Task statement:
Transcribe the lines below verbatim, skipping the images.
----------------
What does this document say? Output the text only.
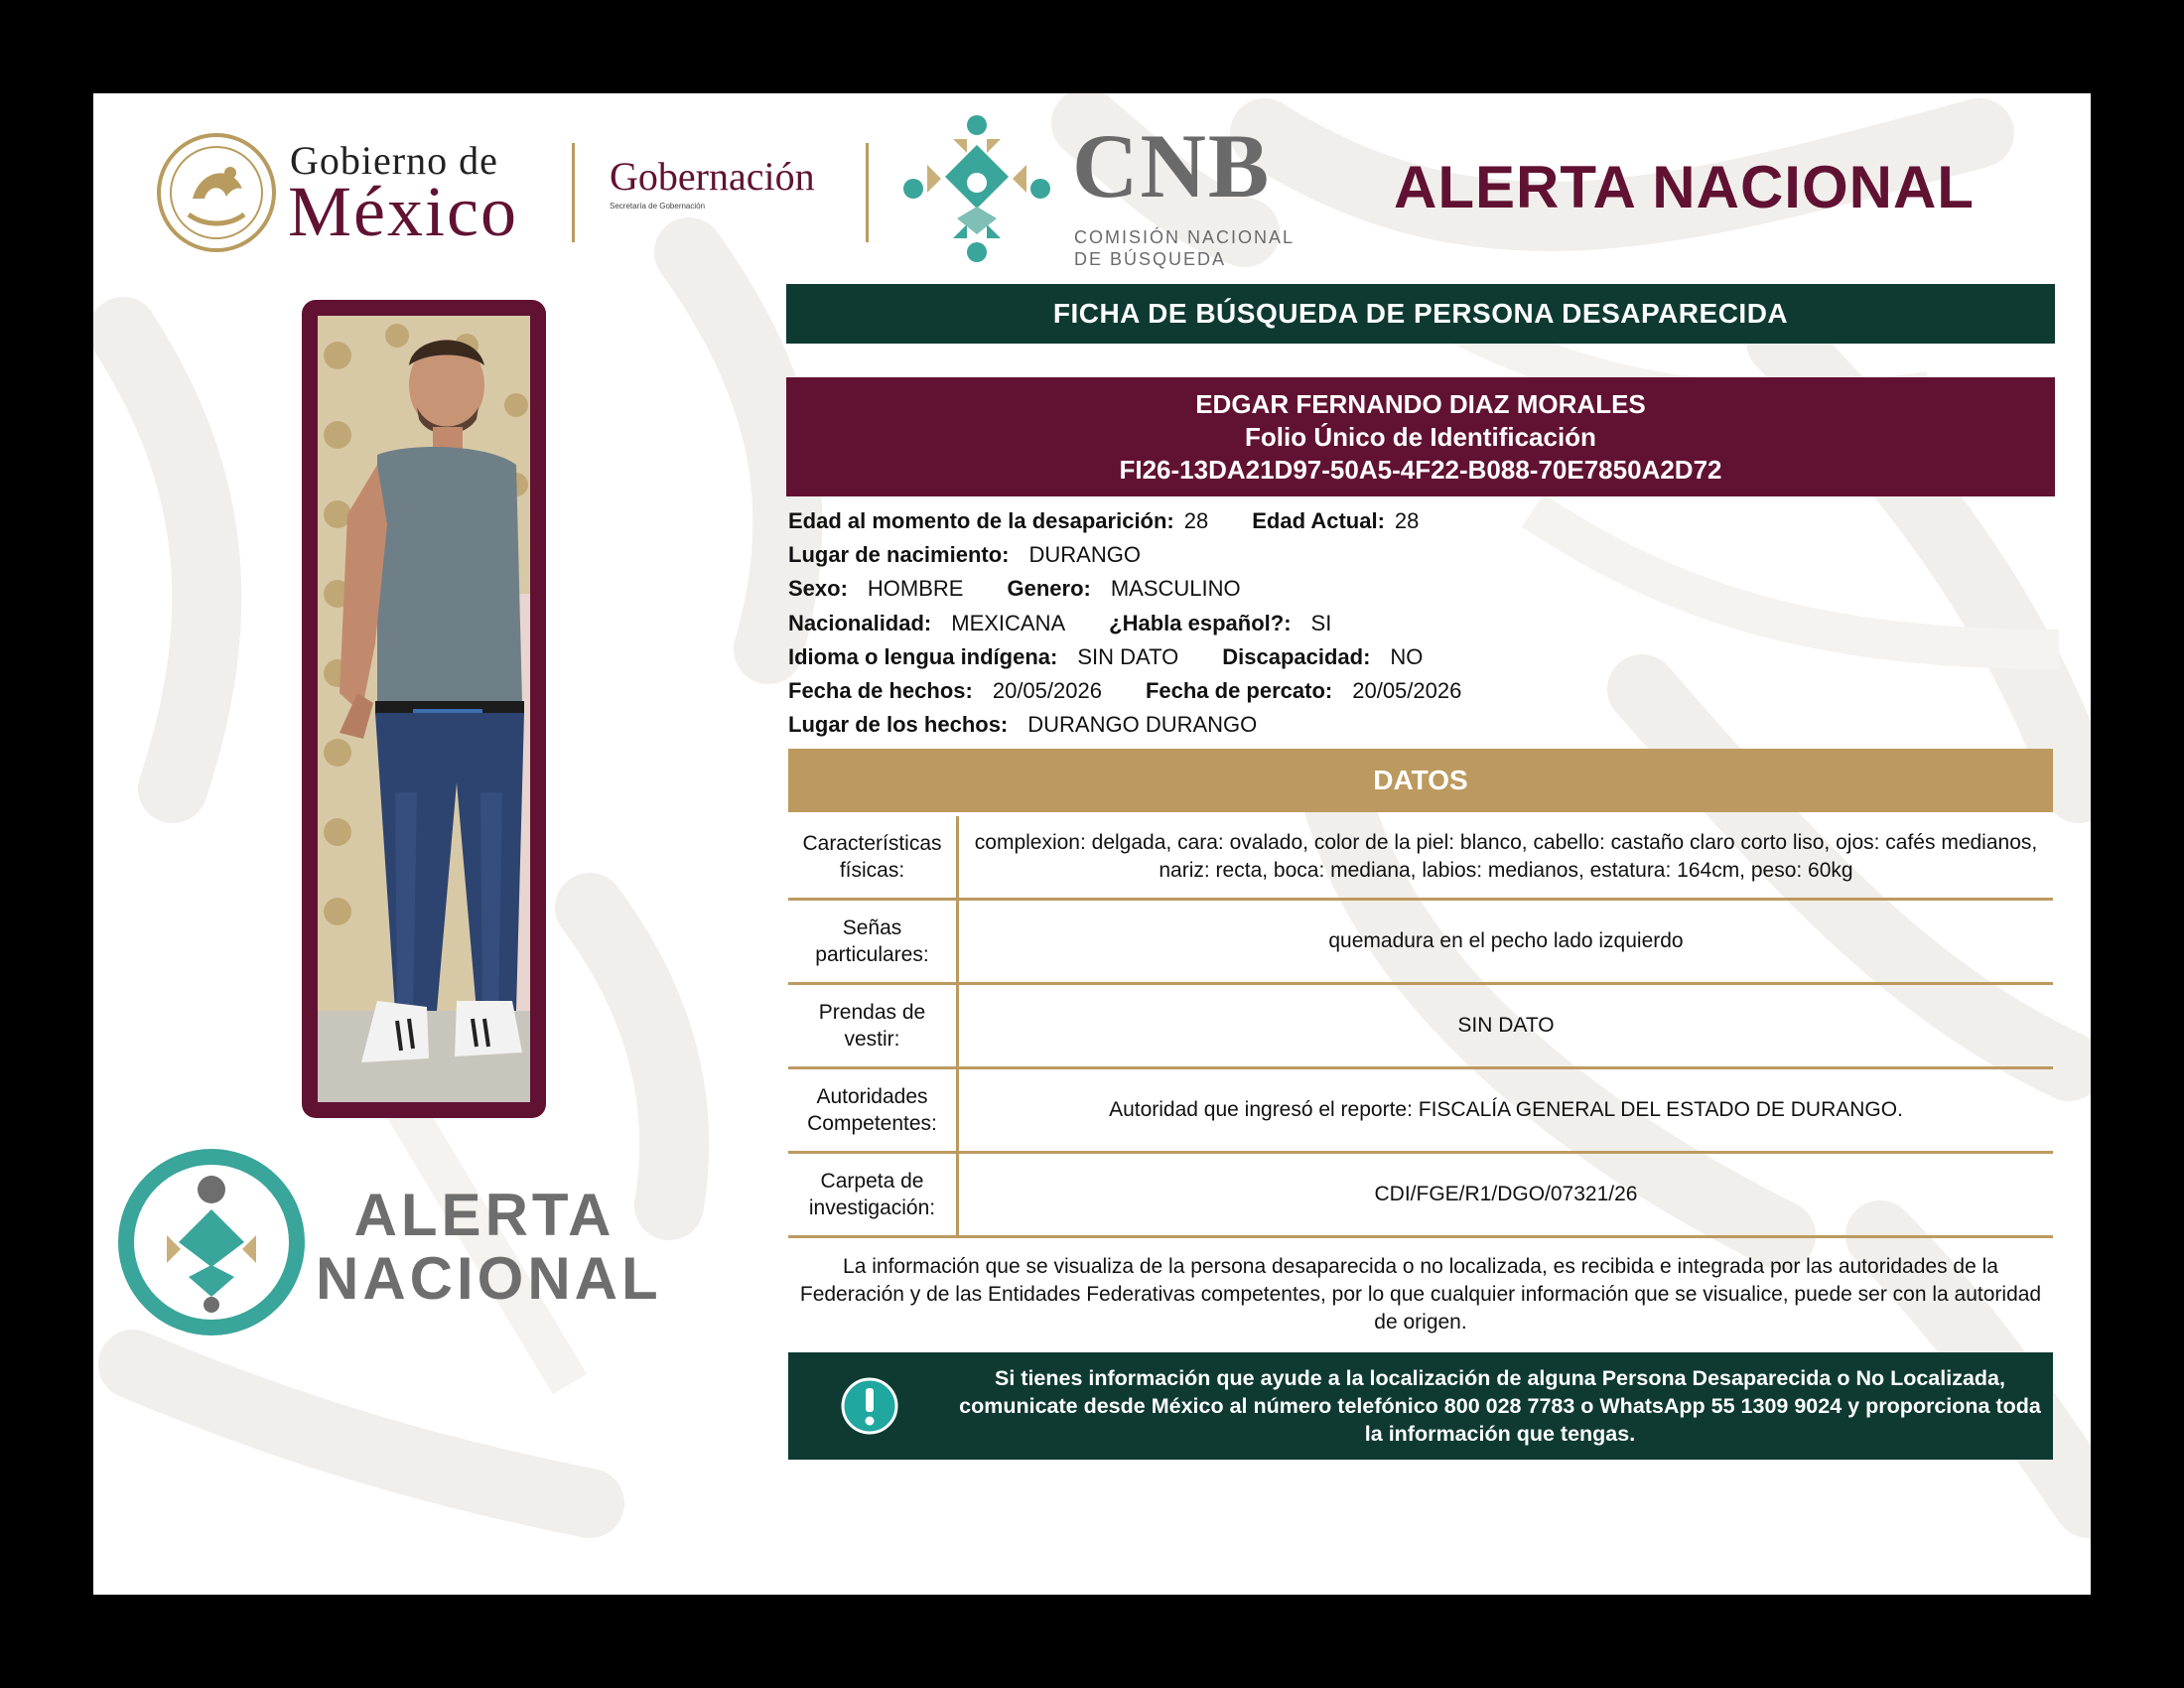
Gobierno de
México Gobernación
Secretaría de Gobernación	CNB
COMISIÓN NACIONAL
DE BÚSQUEDA
ALERTA NACIONAL
ALERTA
NACIONAL
FICHA DE BÚSQUEDA DE PERSONA DESAPARECIDA
EDGAR FERNANDO DIAZ MORALES
Folio Único de Identificación
FI26-13DA21D97-50A5-4F22-B088-70E7850A2D72
Edad al momento de la desaparición: 28 Edad Actual: 28
Lugar de nacimiento: DURANGO
Sexo: HOMBRE Genero: MASCULINO
Nacionalidad: MEXICANA ¿Habla español?: SI
Idioma o lengua indígena: SIN DATO Discapacidad: NO
Fecha de hechos: 20/05/2026 Fecha de percato: 20/05/2026
Lugar de los hechos: DURANGO DURANGO
DATOS
Características físicas:
complexion: delgada, cara: ovalado, color de la piel: blanco, cabello: castaño claro corto liso, ojos: cafés medianos, nariz: recta, boca: mediana, labios: medianos, estatura: 164cm, peso: 60kg
Señas particulares:
quemadura en el pecho lado izquierdo
Prendas de vestir:
SIN DATO
Autoridades Competentes:
Autoridad que ingresó el reporte: FISCALÍA GENERAL DEL ESTADO DE DURANGO.
Carpeta de investigación:
CDI/FGE/R1/DGO/07321/26
La información que se visualiza de la persona desaparecida o no localizada, es recibida e integrada por las autoridades de la Federación y de las Entidades Federativas competentes, por lo que cualquier información que se visualice, puede ser con la autoridad de origen.
Si tienes información que ayude a la localización de alguna Persona Desaparecida o No Localizada, comunicate desde México al número telefónico 800 028 7783 o WhatsApp 55 1309 9024 y proporciona toda la información que tengas.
----------------
Answer to the task:
What does this document say? Output the text only.
Gobierno de
México Gobernación
Secretaría de Gobernación	CNB
COMISIÓN NACIONAL
DE BÚSQUEDA
ALERTA NACIONAL
ALERTA
NACIONAL
FICHA DE BÚSQUEDA DE PERSONA DESAPARECIDA
EDGAR FERNANDO DIAZ MORALES
Folio Único de Identificación
FI26-13DA21D97-50A5-4F22-B088-70E7850A2D72
Edad al momento de la desaparición: 28 Edad Actual: 28
Lugar de nacimiento: DURANGO
Sexo: HOMBRE Genero: MASCULINO
Nacionalidad: MEXICANA ¿Habla español?: SI
Idioma o lengua indígena: SIN DATO Discapacidad: NO
Fecha de hechos: 20/05/2026 Fecha de percato: 20/05/2026
Lugar de los hechos: DURANGO DURANGO
DATOS
Características físicas:
complexion: delgada, cara: ovalado, color de la piel: blanco, cabello: castaño claro corto liso, ojos: cafés medianos, nariz: recta, boca: mediana, labios: medianos, estatura: 164cm, peso: 60kg
Señas particulares:
quemadura en el pecho lado izquierdo
Prendas de vestir:
SIN DATO
Autoridades Competentes:
Autoridad que ingresó el reporte: FISCALÍA GENERAL DEL ESTADO DE DURANGO.
Carpeta de investigación:
CDI/FGE/R1/DGO/07321/26
La información que se visualiza de la persona desaparecida o no localizada, es recibida e integrada por las autoridades de la Federación y de las Entidades Federativas competentes, por lo que cualquier información que se visualice, puede ser con la autoridad de origen.
Si tienes información que ayude a la localización de alguna Persona Desaparecida o No Localizada, comunicate desde México al número telefónico 800 028 7783 o WhatsApp 55 1309 9024 y proporciona toda la información que tengas.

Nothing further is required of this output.